[Dataset items]
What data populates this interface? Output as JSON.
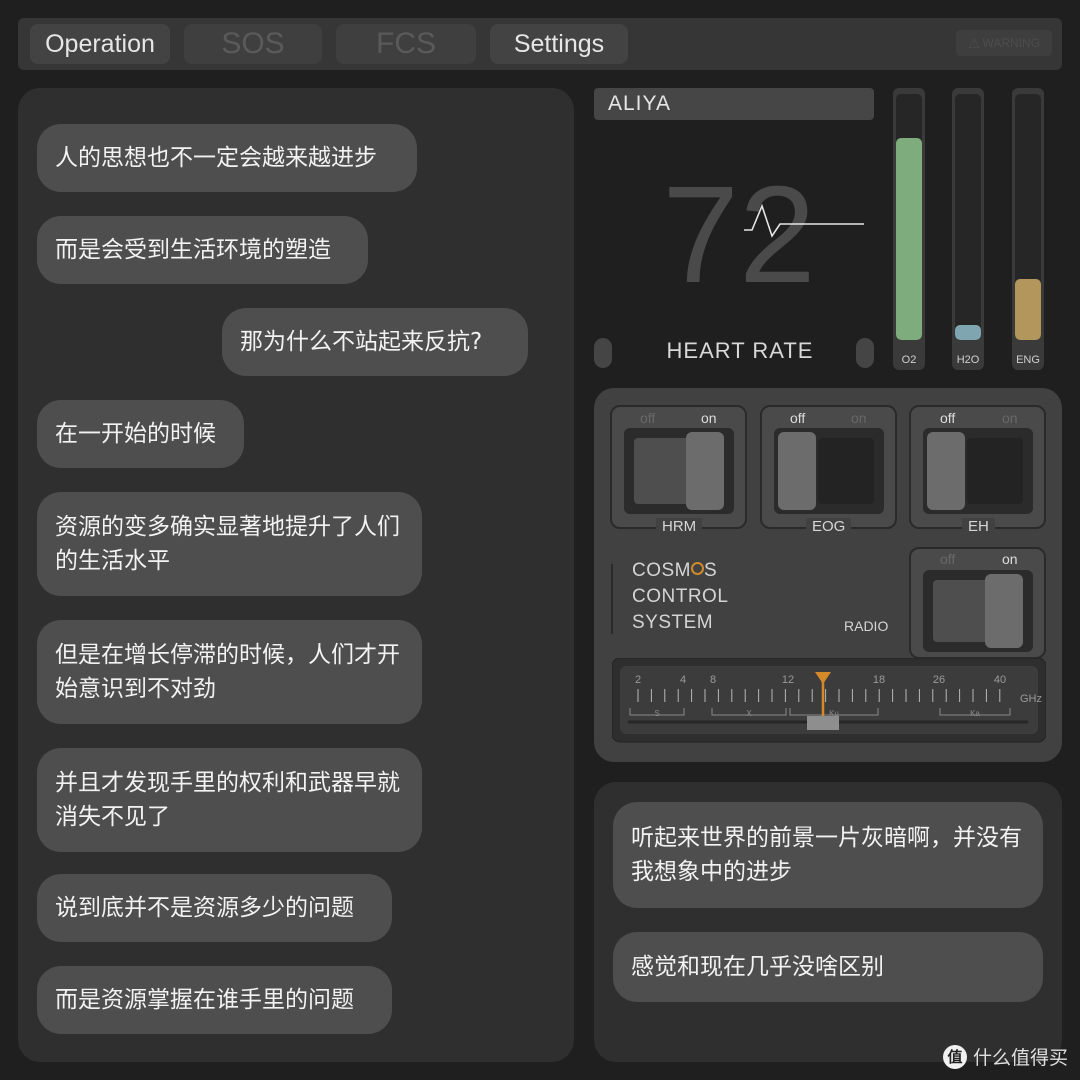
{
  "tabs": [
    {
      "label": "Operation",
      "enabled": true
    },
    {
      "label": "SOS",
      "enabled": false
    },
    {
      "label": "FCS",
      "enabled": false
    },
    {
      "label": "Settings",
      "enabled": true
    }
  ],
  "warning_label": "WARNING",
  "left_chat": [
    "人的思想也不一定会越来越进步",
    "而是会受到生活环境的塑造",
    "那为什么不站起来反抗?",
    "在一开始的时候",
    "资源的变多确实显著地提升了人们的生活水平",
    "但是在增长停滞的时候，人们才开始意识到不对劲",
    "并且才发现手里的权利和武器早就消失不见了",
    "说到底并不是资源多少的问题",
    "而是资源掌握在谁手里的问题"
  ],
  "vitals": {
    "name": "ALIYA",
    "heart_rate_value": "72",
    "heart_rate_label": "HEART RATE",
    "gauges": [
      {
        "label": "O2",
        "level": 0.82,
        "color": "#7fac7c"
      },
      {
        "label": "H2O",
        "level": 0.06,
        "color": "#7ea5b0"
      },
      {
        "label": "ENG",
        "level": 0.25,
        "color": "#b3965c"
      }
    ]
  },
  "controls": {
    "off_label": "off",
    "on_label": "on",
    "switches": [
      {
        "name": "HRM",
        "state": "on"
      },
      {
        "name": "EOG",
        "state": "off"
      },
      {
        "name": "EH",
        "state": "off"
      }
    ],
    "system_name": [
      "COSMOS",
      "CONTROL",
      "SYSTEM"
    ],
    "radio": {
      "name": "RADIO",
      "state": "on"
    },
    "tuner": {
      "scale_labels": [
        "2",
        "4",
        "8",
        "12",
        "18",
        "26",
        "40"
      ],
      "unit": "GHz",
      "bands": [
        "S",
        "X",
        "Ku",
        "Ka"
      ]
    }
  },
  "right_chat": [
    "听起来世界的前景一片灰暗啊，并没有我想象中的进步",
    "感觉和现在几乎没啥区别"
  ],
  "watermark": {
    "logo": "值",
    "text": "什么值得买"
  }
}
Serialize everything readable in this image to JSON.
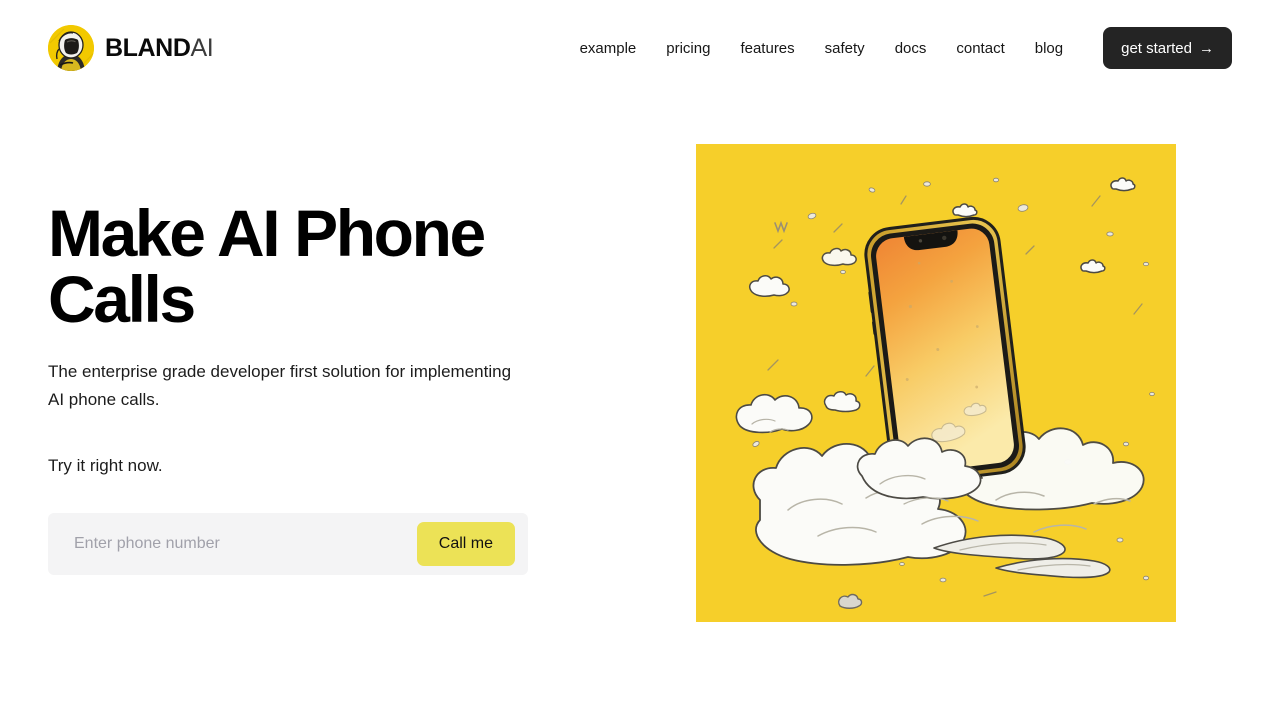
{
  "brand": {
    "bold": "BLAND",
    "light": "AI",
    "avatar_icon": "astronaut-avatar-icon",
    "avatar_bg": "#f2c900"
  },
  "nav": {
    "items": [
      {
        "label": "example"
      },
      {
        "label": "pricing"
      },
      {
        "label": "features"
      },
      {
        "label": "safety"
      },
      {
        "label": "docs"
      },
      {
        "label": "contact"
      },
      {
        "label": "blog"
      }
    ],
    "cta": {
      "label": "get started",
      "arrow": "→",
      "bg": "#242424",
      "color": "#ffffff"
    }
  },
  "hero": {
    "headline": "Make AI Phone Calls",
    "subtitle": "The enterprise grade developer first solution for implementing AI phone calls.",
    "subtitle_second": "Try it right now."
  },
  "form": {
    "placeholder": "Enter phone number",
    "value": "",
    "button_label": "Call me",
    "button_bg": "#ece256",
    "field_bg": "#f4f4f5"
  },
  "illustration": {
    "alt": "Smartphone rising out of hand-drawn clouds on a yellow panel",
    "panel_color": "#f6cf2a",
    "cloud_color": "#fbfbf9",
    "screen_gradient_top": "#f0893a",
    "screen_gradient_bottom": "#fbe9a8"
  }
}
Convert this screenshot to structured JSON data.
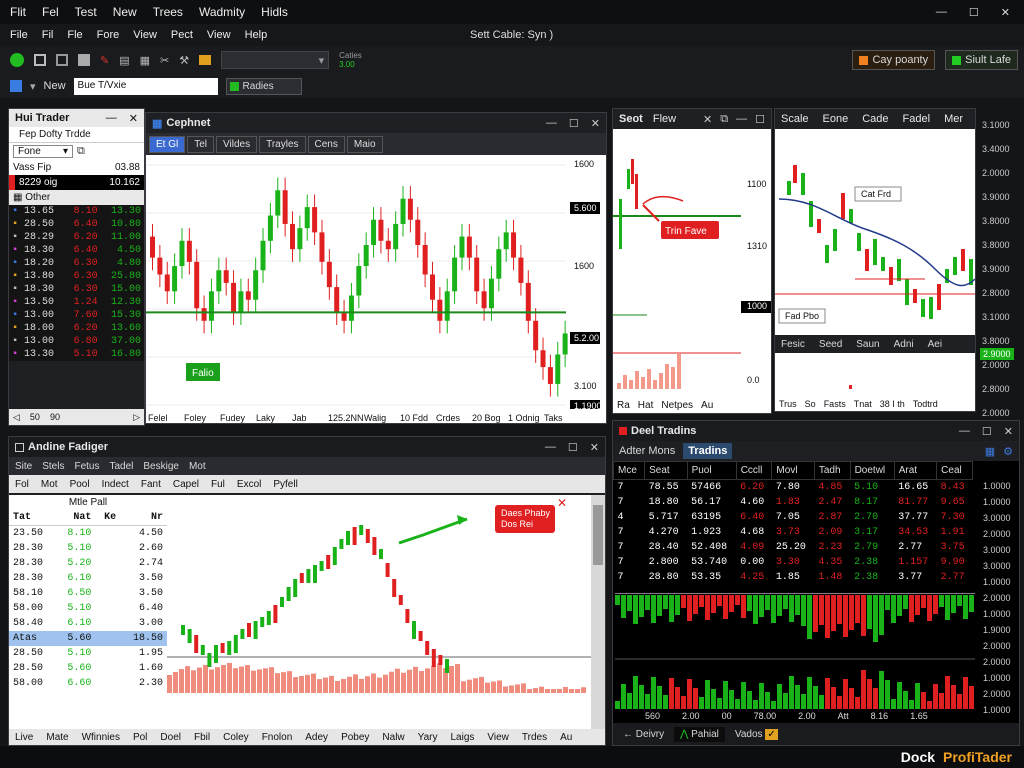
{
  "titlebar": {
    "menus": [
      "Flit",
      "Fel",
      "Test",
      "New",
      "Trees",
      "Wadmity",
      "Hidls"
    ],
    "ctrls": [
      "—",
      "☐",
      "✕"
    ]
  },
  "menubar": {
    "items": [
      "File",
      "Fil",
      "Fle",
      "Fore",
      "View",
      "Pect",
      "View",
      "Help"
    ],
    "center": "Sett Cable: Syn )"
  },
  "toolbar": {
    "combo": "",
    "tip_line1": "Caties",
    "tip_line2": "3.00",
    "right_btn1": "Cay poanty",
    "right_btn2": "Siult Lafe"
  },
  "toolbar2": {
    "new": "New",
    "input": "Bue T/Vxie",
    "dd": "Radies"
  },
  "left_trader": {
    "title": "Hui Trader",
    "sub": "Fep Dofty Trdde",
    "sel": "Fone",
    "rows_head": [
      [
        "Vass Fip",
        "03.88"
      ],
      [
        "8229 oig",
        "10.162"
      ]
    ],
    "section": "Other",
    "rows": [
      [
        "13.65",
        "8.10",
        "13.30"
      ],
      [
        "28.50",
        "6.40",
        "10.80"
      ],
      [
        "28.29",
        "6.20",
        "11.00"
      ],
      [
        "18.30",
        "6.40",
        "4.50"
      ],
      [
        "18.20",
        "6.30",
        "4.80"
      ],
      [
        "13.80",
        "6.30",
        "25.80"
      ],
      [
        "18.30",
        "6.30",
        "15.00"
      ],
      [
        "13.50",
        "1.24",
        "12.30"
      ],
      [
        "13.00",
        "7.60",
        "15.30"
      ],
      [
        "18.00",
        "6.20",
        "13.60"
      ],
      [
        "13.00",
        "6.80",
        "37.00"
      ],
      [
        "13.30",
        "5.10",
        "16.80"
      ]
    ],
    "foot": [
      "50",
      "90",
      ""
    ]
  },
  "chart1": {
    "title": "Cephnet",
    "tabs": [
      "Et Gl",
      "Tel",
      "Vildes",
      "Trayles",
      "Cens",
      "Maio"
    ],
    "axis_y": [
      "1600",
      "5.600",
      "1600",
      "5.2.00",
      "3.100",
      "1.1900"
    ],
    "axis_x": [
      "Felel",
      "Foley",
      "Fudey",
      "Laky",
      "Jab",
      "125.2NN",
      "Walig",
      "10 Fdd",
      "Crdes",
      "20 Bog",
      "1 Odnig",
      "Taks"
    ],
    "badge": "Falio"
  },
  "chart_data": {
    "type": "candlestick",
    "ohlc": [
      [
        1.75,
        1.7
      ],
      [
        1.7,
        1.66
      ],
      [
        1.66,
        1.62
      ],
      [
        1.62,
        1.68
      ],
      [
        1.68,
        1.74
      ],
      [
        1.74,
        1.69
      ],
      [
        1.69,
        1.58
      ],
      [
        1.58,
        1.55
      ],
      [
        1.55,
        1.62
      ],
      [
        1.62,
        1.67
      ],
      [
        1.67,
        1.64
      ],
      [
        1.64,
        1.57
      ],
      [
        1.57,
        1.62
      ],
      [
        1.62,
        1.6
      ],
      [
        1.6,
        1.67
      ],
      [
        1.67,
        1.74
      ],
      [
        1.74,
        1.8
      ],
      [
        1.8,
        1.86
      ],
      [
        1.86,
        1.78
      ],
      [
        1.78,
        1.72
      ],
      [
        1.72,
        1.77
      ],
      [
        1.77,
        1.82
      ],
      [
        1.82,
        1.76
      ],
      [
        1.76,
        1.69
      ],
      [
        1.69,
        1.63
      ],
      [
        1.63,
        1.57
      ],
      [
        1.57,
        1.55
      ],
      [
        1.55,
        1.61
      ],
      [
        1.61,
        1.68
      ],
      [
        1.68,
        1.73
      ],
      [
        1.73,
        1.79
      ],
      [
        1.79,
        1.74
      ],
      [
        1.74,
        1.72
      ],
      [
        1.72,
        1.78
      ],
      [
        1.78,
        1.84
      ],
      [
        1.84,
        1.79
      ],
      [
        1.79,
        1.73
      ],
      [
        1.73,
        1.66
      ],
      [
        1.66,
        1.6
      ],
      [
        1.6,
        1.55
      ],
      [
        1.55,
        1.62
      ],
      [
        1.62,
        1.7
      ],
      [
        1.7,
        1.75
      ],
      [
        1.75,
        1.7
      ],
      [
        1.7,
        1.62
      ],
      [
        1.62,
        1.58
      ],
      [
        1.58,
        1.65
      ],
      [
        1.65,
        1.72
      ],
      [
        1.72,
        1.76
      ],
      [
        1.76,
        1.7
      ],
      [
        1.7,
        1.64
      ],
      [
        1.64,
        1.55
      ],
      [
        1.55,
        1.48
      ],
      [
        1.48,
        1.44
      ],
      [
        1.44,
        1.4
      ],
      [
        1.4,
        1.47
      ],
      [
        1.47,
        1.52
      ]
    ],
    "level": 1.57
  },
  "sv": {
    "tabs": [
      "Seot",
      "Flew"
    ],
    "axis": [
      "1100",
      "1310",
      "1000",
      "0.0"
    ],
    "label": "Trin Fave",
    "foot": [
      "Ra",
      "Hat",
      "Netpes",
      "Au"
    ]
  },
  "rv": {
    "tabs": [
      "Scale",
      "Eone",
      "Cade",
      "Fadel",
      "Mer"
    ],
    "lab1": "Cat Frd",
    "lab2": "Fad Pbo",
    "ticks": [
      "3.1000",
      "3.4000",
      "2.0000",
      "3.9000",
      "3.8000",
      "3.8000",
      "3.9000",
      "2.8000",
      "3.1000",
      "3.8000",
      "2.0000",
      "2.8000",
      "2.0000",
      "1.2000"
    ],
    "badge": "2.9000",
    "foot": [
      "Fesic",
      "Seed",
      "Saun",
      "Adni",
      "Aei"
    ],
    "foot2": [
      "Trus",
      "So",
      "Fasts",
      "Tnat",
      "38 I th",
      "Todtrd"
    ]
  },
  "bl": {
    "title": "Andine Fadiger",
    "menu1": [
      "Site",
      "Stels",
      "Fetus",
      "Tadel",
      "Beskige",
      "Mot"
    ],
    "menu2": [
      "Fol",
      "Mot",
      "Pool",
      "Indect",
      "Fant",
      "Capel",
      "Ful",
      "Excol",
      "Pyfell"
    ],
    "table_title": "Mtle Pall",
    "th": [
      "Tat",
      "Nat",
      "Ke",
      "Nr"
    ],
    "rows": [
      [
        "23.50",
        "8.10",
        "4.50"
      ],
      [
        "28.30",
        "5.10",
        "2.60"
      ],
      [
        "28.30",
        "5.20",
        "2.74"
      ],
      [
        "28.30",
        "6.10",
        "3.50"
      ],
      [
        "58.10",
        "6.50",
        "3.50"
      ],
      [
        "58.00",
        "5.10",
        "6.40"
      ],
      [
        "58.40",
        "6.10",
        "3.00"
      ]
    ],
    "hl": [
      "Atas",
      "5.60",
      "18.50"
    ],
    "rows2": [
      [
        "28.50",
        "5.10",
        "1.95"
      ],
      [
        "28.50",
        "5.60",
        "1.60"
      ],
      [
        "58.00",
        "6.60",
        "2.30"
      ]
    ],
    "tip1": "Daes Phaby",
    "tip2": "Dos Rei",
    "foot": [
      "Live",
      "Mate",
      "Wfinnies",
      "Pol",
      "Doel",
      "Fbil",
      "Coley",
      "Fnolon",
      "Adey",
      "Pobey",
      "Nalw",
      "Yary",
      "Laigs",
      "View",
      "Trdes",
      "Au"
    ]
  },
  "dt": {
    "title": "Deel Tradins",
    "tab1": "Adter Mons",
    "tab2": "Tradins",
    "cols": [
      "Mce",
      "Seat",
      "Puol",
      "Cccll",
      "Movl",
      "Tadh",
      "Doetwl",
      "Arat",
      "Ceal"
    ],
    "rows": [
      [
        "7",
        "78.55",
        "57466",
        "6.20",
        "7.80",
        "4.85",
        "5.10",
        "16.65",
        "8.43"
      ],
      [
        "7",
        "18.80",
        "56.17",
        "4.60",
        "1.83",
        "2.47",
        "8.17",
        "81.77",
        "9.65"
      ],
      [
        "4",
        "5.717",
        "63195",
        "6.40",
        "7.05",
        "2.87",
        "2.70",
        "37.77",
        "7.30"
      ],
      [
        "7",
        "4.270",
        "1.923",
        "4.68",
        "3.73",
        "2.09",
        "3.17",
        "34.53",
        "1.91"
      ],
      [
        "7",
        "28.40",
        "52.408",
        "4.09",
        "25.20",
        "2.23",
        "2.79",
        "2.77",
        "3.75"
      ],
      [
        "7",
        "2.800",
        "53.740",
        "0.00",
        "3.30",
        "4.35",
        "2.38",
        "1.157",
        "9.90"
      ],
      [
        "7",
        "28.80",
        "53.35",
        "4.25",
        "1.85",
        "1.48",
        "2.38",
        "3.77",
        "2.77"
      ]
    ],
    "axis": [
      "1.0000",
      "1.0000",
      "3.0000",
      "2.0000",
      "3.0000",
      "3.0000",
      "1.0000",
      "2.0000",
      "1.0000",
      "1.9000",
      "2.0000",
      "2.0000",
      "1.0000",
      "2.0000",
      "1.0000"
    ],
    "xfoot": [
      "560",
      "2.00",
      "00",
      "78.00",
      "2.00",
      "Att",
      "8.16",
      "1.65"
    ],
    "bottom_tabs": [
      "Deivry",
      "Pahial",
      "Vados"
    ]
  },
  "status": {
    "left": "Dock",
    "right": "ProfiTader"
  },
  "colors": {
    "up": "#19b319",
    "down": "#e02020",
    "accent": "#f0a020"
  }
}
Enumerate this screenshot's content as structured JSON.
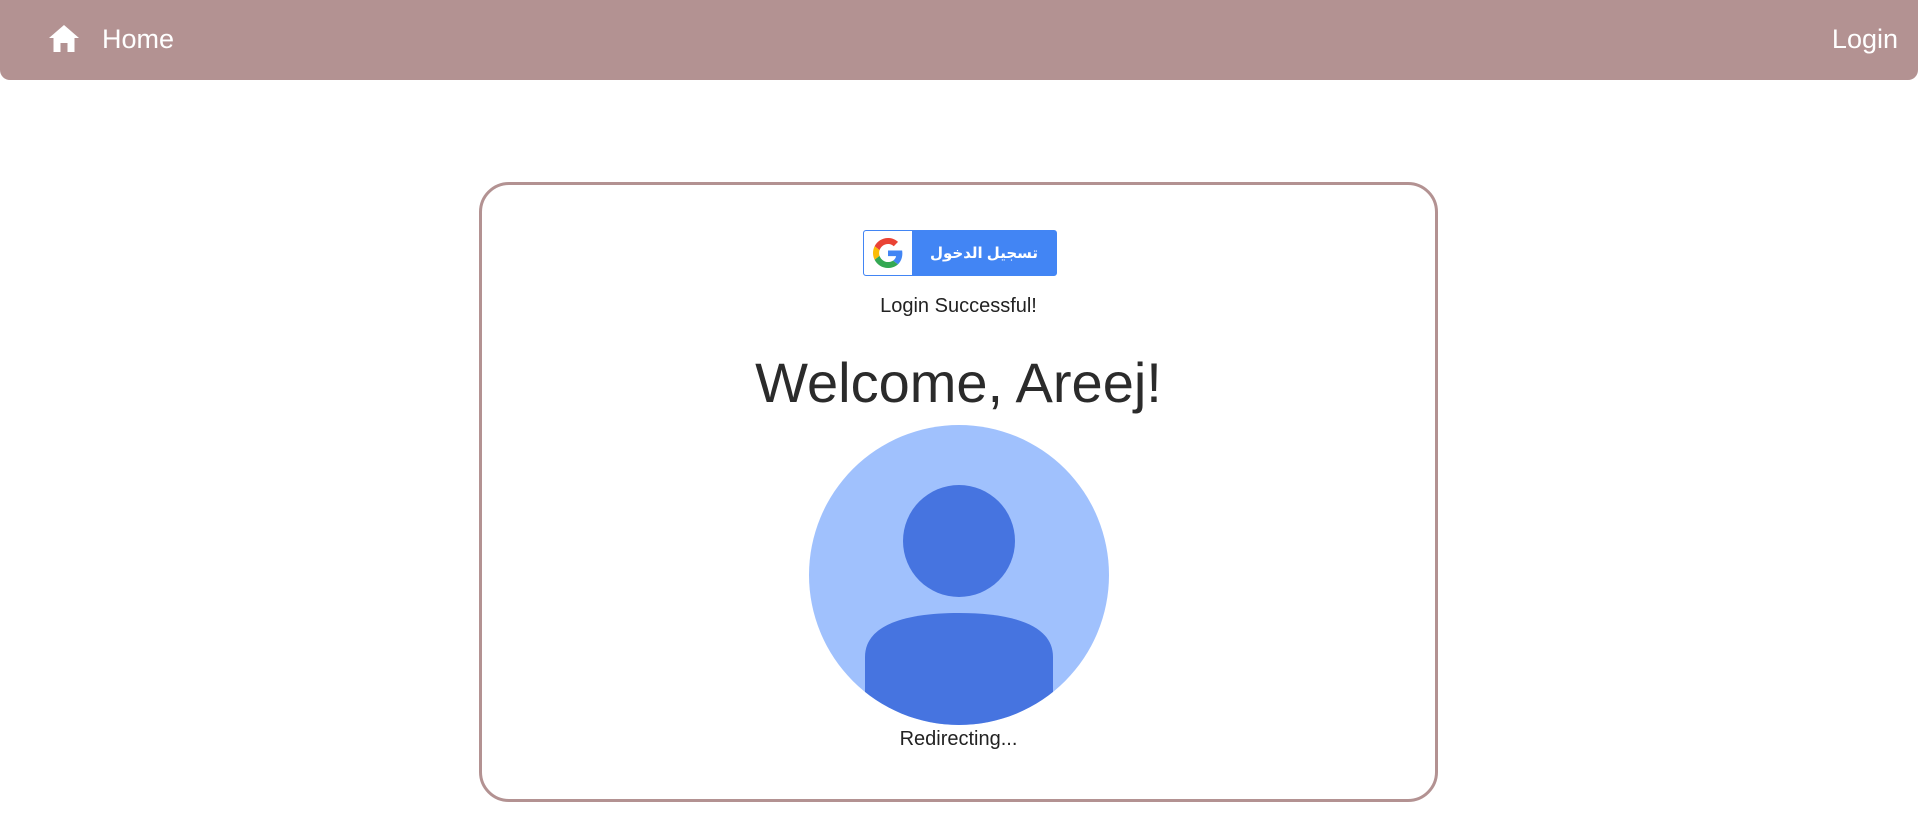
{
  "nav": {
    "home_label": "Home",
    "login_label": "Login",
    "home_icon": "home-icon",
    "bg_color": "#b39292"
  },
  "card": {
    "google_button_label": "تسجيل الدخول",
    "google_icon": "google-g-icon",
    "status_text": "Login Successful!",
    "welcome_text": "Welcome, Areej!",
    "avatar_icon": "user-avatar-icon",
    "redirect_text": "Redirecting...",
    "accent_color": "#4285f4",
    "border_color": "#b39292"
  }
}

Job -
Copy the final stretch of lines, starting at the one that holds "Enumerate this screenshot's" and ending at the last line of the data, exactly; omit pictures.

Result for this exercise -
Enumerate this screenshot's content as structured JSON.
{
  "nav": {
    "home_label": "Home",
    "login_label": "Login",
    "home_icon": "home-icon",
    "bg_color": "#b39292"
  },
  "card": {
    "google_button_label": "تسجيل الدخول",
    "google_icon": "google-g-icon",
    "status_text": "Login Successful!",
    "welcome_text": "Welcome, Areej!",
    "avatar_icon": "user-avatar-icon",
    "redirect_text": "Redirecting...",
    "accent_color": "#4285f4",
    "border_color": "#b39292"
  }
}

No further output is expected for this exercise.